• **DATA LISTING**
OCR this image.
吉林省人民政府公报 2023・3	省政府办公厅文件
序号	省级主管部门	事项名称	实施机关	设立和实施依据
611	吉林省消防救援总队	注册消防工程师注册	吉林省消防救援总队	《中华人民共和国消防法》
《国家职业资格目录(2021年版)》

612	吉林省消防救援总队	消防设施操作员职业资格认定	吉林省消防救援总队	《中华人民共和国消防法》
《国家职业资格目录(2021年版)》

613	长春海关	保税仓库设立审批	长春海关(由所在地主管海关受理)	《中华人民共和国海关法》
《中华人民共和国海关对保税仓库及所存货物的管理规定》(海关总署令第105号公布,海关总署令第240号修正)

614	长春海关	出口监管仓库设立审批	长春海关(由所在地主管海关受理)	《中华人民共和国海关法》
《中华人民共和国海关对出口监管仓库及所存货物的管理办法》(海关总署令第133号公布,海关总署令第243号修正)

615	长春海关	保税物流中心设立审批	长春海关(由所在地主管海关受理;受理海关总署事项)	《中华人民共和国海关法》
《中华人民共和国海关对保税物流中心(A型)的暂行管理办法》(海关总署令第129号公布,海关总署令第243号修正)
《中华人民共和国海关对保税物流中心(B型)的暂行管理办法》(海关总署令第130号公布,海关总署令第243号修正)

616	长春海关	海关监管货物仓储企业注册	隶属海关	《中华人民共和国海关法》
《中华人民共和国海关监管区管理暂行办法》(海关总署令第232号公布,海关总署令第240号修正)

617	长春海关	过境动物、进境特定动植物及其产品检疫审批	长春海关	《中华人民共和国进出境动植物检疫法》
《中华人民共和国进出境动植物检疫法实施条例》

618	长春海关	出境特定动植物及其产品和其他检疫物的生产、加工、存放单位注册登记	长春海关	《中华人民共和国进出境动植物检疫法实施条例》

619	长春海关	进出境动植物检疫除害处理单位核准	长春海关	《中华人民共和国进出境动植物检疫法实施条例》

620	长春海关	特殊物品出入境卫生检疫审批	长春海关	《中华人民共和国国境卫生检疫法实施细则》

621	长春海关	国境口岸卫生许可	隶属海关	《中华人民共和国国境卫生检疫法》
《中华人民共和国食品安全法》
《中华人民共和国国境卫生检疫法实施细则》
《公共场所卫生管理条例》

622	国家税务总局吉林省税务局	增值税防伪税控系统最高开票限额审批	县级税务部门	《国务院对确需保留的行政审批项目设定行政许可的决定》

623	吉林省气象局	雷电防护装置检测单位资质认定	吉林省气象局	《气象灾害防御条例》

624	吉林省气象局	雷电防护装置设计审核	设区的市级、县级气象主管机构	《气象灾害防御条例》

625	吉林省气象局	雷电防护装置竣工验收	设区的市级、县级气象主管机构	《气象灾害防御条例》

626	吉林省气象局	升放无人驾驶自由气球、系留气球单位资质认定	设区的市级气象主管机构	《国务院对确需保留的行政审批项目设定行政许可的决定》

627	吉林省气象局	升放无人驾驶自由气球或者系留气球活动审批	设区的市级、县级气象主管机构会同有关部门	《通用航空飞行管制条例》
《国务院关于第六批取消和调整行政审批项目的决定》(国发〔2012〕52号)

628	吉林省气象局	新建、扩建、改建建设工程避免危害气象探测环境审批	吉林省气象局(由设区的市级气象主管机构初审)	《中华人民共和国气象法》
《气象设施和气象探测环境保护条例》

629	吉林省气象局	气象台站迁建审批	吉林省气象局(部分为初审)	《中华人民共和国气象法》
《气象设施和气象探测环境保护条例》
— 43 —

==

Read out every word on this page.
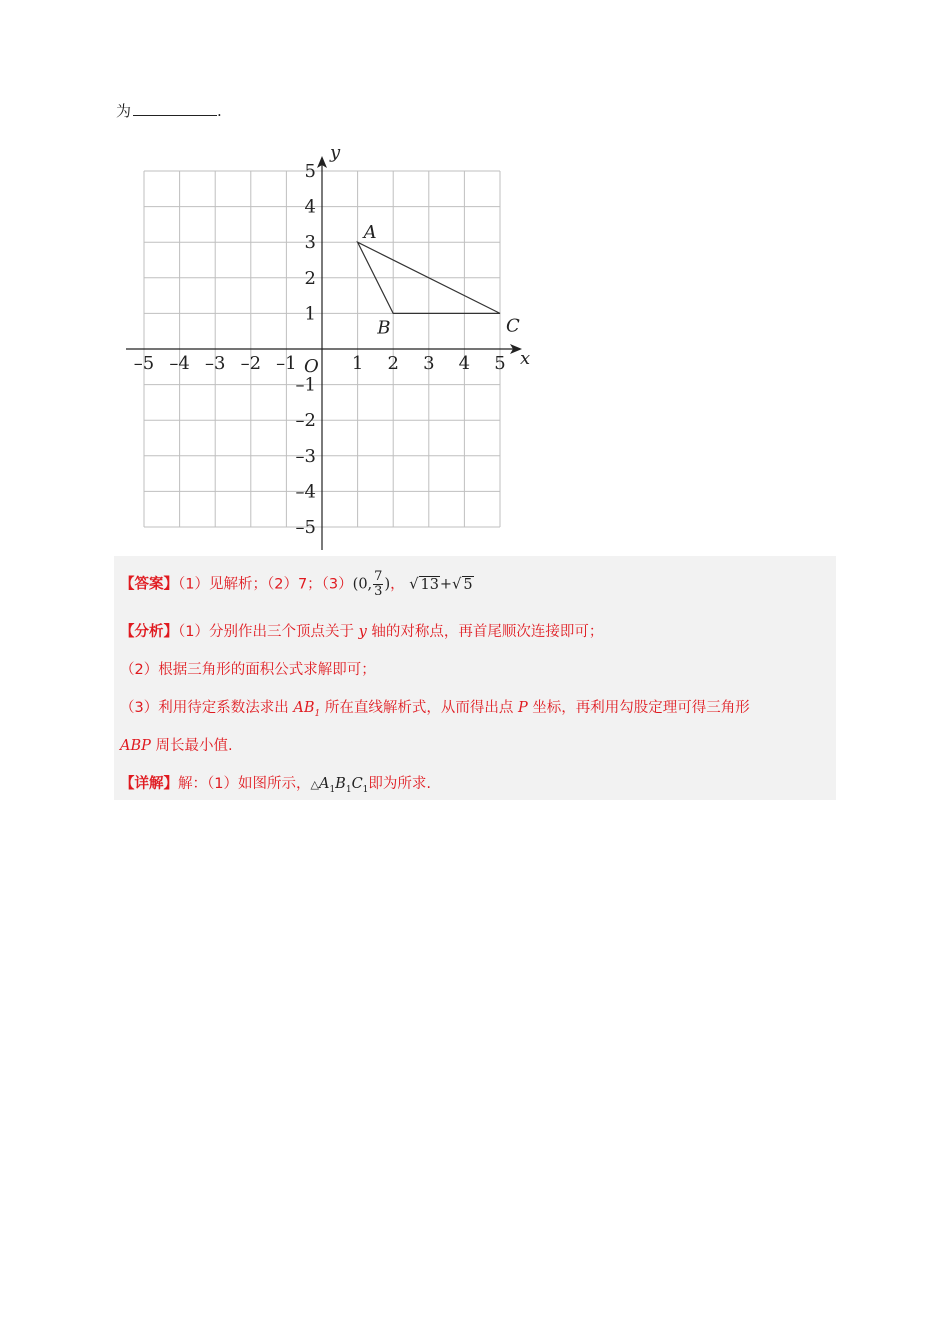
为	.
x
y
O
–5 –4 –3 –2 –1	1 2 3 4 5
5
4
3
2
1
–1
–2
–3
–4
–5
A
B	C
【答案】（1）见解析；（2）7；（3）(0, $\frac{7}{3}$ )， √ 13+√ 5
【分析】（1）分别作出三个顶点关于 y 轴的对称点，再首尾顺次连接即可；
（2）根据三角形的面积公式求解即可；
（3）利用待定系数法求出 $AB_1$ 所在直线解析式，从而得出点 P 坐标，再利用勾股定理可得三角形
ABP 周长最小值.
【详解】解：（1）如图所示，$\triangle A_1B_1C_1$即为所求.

--

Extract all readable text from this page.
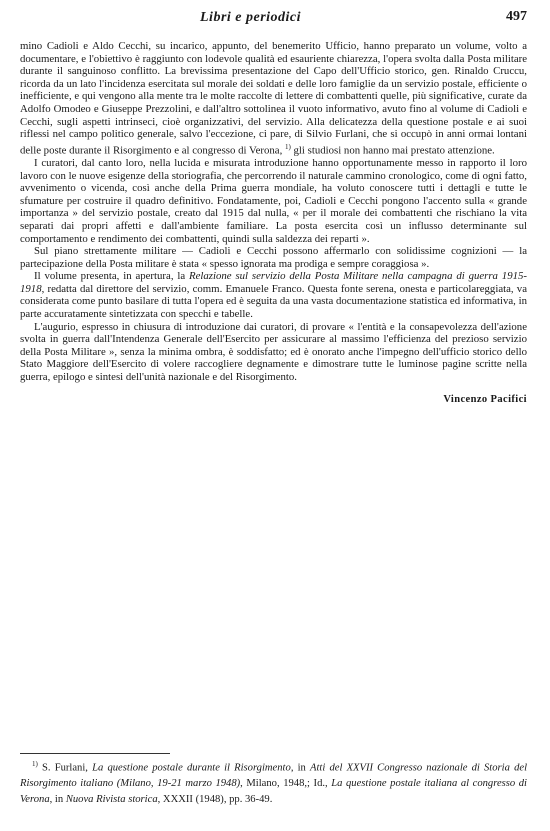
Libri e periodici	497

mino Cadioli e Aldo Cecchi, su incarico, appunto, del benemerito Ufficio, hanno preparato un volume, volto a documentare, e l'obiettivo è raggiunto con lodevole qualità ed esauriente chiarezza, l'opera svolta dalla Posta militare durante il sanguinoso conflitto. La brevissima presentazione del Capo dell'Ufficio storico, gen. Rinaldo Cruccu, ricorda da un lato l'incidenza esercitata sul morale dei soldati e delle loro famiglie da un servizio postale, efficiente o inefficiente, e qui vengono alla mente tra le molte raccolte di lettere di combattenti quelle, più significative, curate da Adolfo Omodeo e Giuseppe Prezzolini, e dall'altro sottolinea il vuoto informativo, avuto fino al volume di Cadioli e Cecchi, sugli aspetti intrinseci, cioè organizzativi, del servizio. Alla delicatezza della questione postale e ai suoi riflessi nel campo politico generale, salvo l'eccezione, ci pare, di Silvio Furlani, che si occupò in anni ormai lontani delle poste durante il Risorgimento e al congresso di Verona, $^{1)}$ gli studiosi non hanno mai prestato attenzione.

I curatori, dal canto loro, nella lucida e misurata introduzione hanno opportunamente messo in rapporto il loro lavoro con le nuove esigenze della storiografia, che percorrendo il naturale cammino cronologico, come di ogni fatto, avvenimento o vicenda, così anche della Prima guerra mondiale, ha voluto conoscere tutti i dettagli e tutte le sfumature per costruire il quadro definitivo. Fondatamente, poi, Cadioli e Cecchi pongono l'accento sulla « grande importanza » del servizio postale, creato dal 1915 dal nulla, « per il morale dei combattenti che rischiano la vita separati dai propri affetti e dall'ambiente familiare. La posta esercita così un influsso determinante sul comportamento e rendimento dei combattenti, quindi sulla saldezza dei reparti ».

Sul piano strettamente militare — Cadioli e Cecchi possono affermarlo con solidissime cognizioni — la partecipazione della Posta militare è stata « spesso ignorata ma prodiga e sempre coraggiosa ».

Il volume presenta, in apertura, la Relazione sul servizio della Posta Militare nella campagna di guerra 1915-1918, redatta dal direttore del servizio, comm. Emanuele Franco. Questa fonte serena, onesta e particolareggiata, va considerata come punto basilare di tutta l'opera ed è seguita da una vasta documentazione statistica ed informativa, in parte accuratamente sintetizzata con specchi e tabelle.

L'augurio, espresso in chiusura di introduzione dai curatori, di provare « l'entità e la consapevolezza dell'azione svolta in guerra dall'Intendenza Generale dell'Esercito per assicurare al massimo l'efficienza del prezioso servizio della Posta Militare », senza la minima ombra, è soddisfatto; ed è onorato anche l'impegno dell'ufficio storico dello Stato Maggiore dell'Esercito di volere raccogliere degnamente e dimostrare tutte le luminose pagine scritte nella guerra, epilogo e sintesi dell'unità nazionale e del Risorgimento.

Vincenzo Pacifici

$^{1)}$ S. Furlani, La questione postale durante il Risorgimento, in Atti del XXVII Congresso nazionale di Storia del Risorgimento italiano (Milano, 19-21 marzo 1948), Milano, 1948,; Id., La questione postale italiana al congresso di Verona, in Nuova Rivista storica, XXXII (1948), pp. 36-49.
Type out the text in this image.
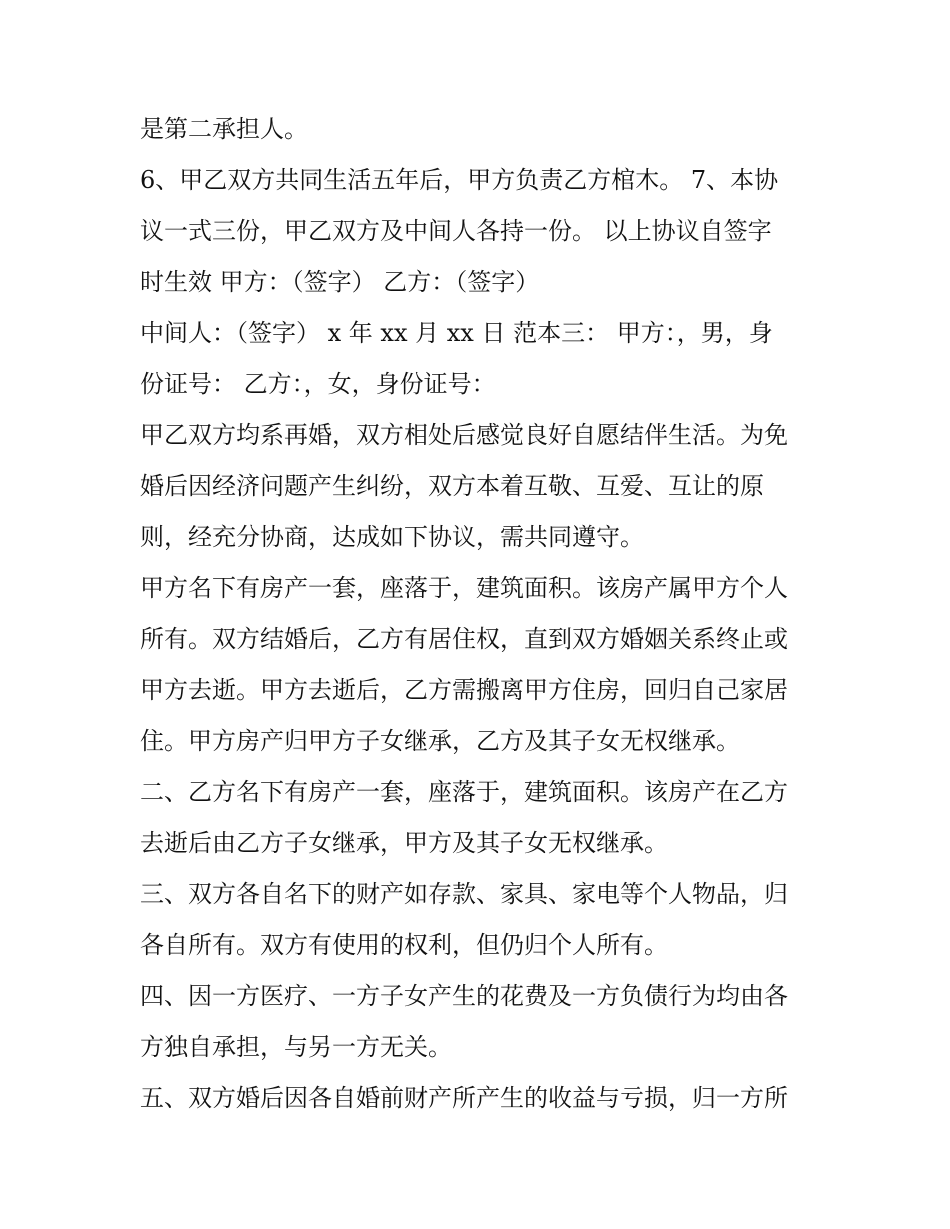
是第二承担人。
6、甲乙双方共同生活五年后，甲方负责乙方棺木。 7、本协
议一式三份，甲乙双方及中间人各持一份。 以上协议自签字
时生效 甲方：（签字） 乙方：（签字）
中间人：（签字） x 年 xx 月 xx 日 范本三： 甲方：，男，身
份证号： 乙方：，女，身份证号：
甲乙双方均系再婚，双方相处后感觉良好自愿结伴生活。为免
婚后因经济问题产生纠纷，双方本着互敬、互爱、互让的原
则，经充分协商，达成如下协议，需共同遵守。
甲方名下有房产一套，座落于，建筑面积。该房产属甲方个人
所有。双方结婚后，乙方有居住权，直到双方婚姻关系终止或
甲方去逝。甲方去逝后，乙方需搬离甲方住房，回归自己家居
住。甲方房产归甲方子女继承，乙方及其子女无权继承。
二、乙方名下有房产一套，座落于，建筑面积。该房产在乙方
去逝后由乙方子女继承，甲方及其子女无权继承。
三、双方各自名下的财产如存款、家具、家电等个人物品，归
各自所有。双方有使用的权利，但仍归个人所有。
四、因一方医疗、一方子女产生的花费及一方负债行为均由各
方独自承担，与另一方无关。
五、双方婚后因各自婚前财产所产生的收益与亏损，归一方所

• **WHAT TO WORK ON**
Check each line above for the word "吉林省气象局", and copy the lines where it appears.

• **REPLY TO THE TASK**
623	吉林省气象局	雷电防护装置检测单位资质认定	吉林省气象局	《气象灾害防御条例》
624	吉林省气象局	雷电防护装置设计审核	设区的市级、县级气象主管机构	《气象灾害防御条例》
625	吉林省气象局	雷电防护装置竣工验收	设区的市级、县级气象主管机构	《气象灾害防御条例》
626	吉林省气象局	升放无人驾驶自由气球、系留气球单位资质认定	设区的市级气象主管机构	《国务院对确需保留的行政审批项目设定行政许可的决定》
627	吉林省气象局	升放无人驾驶自由气球或者系留气球活动审批	设区的市级、县级气象主管机构会同有关部门	《通用航空飞行管制条例》
628	吉林省气象局	新建、扩建、改建建设工程避免危害气象探测环境审批	吉林省气象局(由设区的市级气象主管机构初审)	《中华人民共和国气象法》
629	吉林省气象局	气象台站迁建审批	吉林省气象局(部分为初审)	《中华人民共和国气象法》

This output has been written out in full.